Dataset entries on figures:
- - -

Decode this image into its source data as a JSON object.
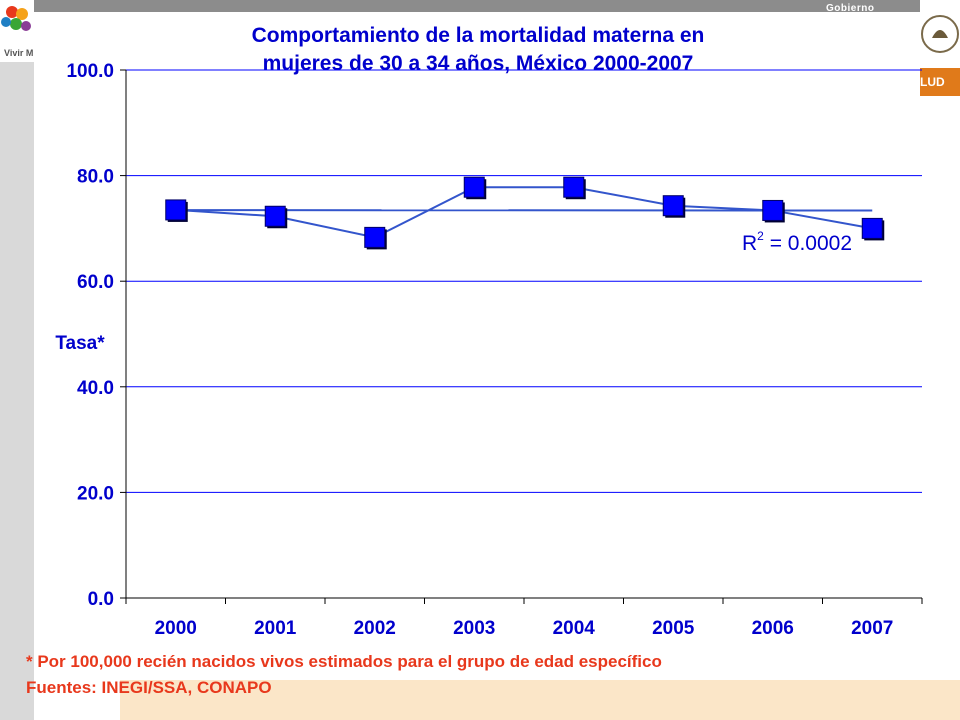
{
  "header": {
    "gobierno_label": "Gobierno",
    "salud_label": "LUD",
    "logo_caption": "Vivir M"
  },
  "chart_data": {
    "type": "line",
    "title_line1": "Comportamiento de la mortalidad materna en",
    "title_line2": "mujeres de 30 a 34 años, México 2000-2007",
    "ylabel": "Tasa*",
    "xlabel": "",
    "categories": [
      "2000",
      "2001",
      "2002",
      "2003",
      "2004",
      "2005",
      "2006",
      "2007"
    ],
    "values": [
      73.5,
      72.3,
      68.3,
      77.8,
      77.8,
      74.3,
      73.4,
      70.0
    ],
    "ylim": [
      0,
      100
    ],
    "y_ticks": [
      "0.0",
      "20.0",
      "40.0",
      "60.0",
      "80.0",
      "100.0"
    ],
    "trendline": {
      "r2_label": "R",
      "r2_sup": "2",
      "r2_value": " = 0.0002"
    },
    "grid": true,
    "colors": {
      "series": "#0000ff",
      "line": "#3355cc",
      "title": "#0000cc",
      "axis": "#000000"
    }
  },
  "footnotes": {
    "note": "* Por 100,000 recién nacidos vivos estimados para el grupo de edad específico",
    "sources": "Fuentes: INEGI/SSA, CONAPO"
  }
}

- - -

◆ Task prompt: Reproduce the entries above without change, omitting all pictures.

◆ Written solution:
Decode this image into its source data as a JSON object.
{
  "header": {
    "gobierno_label": "Gobierno",
    "salud_label": "LUD",
    "logo_caption": "Vivir M"
  },
  "chart_data": {
    "type": "line",
    "title_line1": "Comportamiento de la mortalidad materna en",
    "title_line2": "mujeres de 30 a 34 años, México 2000-2007",
    "ylabel": "Tasa*",
    "xlabel": "",
    "categories": [
      "2000",
      "2001",
      "2002",
      "2003",
      "2004",
      "2005",
      "2006",
      "2007"
    ],
    "values": [
      73.5,
      72.3,
      68.3,
      77.8,
      77.8,
      74.3,
      73.4,
      70.0
    ],
    "ylim": [
      0,
      100
    ],
    "y_ticks": [
      "0.0",
      "20.0",
      "40.0",
      "60.0",
      "80.0",
      "100.0"
    ],
    "trendline": {
      "r2_label": "R",
      "r2_sup": "2",
      "r2_value": " = 0.0002"
    },
    "grid": true,
    "colors": {
      "series": "#0000ff",
      "line": "#3355cc",
      "title": "#0000cc",
      "axis": "#000000"
    }
  },
  "footnotes": {
    "note": "* Por 100,000 recién nacidos vivos estimados para el grupo de edad específico",
    "sources": "Fuentes: INEGI/SSA, CONAPO"
  }
}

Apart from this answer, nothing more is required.